== Problem description ==
What follows is a block of records; restate each one word for word.

Stored records
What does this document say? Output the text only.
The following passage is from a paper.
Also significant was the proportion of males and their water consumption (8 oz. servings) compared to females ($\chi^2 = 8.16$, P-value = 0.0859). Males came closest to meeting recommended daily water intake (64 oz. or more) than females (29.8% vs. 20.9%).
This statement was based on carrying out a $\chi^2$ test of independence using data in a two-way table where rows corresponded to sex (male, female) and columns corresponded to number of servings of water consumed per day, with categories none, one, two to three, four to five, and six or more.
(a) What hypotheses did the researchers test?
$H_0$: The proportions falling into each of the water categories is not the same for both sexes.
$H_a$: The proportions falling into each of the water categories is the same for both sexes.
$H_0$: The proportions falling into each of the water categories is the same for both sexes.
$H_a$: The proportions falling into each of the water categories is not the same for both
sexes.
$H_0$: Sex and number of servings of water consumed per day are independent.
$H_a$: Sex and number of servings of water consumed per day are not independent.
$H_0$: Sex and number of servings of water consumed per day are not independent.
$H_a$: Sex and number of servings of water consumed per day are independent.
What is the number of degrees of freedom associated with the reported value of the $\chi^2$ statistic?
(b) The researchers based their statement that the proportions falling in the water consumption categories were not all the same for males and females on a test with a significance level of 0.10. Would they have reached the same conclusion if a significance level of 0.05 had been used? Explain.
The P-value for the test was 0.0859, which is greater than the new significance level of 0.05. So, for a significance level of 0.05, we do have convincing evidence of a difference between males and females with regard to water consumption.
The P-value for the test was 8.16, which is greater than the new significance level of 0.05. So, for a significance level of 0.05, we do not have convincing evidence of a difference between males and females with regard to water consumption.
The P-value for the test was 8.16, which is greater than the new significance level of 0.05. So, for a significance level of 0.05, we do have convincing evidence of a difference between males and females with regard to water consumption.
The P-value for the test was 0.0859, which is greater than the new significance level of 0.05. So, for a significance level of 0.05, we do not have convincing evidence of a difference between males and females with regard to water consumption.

== In response ==
What does this document say? Output the text only.
The following passage is from a paper.
Also significant was the proportion of males and their water consumption (8 oz. servings) compared to females ($\chi^2 = 8.16$, P-value = 0.0859). Males came closest to meeting recommended daily water intake (64 oz. or more) than females (29.8% vs. 20.9%).
This statement was based on carrying out a $\chi^2$ test of independence using data in a two-way table where rows corresponded to sex (male, female) and columns corresponded to number of servings of water consumed per day, with categories none, one, two to three, four to five, and six or more.
(a) What hypotheses did the researchers test?
$H_0$: The proportions falling into each of the water categories is not the same for both sexes.
$H_a$: The proportions falling into each of the water categories is the same for both sexes.
$H_0$: The proportions falling into each of the water categories is the same for both sexes.
$H_a$: The proportions falling into each of the water categories is not the same for both
sexes.
$H_0$: Sex and number of servings of water consumed per day are independent.
$H_a$: Sex and number of servings of water consumed per day are not independent.
$H_0$: Sex and number of servings of water consumed per day are not independent.
$H_a$: Sex and number of servings of water consumed per day are independent.
What is the number of degrees of freedom associated with the reported value of the $\chi^2$ statistic?
(b) The researchers based their statement that the proportions falling in the water consumption categories were not all the same for males and females on a test with a significance level of 0.10. Would they have reached the same conclusion if a significance level of 0.05 had been used? Explain.
The P-value for the test was 0.0859, which is greater than the new significance level of 0.05. So, for a significance level of 0.05, we do have convincing evidence of a difference between males and females with regard to water consumption.
The P-value for the test was 8.16, which is greater than the new significance level of 0.05. So, for a significance level of 0.05, we do not have convincing evidence of a difference between males and females with regard to water consumption.
The P-value for the test was 8.16, which is greater than the new significance level of 0.05. So, for a significance level of 0.05, we do have convincing evidence of a difference between males and females with regard to water consumption.
The P-value for the test was 0.0859, which is greater than the new significance level of 0.05. So, for a significance level of 0.05, we do not have convincing evidence of a difference between males and females with regard to water consumption.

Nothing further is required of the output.